Your objective> For the material that follows, list every line containing the word "请您帮忙".

++++ Material provided ++++

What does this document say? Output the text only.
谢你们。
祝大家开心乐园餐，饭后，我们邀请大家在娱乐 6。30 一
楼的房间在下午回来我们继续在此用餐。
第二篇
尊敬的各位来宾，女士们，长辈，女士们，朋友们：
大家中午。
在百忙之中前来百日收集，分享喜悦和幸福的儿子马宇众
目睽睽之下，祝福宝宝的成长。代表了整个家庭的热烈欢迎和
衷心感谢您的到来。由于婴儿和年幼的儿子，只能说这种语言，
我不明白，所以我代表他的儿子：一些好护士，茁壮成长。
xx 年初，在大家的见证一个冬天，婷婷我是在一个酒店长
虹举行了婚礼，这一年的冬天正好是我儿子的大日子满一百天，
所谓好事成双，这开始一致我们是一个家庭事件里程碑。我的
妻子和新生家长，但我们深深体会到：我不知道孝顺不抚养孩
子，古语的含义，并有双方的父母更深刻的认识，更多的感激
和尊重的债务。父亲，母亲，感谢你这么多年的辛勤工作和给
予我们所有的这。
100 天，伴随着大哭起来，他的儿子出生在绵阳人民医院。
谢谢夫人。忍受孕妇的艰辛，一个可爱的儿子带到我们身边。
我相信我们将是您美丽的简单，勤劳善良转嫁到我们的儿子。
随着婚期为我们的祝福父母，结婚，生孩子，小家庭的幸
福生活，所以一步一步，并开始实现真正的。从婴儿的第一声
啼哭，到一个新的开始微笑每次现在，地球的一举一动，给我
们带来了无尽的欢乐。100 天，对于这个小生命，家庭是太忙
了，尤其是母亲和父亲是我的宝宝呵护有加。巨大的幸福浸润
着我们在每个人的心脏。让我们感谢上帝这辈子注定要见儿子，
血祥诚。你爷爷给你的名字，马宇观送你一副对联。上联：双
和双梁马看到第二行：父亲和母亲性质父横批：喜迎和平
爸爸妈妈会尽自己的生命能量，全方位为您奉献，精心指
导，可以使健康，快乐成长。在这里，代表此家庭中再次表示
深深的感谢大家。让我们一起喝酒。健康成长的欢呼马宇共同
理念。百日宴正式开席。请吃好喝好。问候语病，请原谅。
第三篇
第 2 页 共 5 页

++++
++++ Material provided ++++

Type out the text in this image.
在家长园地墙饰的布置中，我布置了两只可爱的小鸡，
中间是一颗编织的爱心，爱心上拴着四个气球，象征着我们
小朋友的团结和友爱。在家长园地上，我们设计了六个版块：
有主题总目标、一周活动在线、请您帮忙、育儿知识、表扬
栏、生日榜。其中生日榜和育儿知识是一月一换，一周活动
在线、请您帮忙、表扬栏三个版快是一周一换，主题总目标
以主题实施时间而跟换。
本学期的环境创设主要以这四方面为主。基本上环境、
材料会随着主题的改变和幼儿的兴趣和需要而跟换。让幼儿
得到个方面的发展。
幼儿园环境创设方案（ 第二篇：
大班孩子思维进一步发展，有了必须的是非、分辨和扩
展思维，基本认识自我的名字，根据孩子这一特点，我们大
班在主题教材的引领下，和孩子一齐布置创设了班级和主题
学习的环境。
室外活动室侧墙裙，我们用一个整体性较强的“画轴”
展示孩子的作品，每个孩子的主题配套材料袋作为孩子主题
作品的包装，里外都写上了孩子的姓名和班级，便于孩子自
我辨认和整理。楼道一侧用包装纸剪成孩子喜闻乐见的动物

++++

Response to the task>
有主题总目标、一周活动在线、请您帮忙、育儿知识、表扬
在线、请您帮忙、表扬栏三个版快是一周一换，主题总目标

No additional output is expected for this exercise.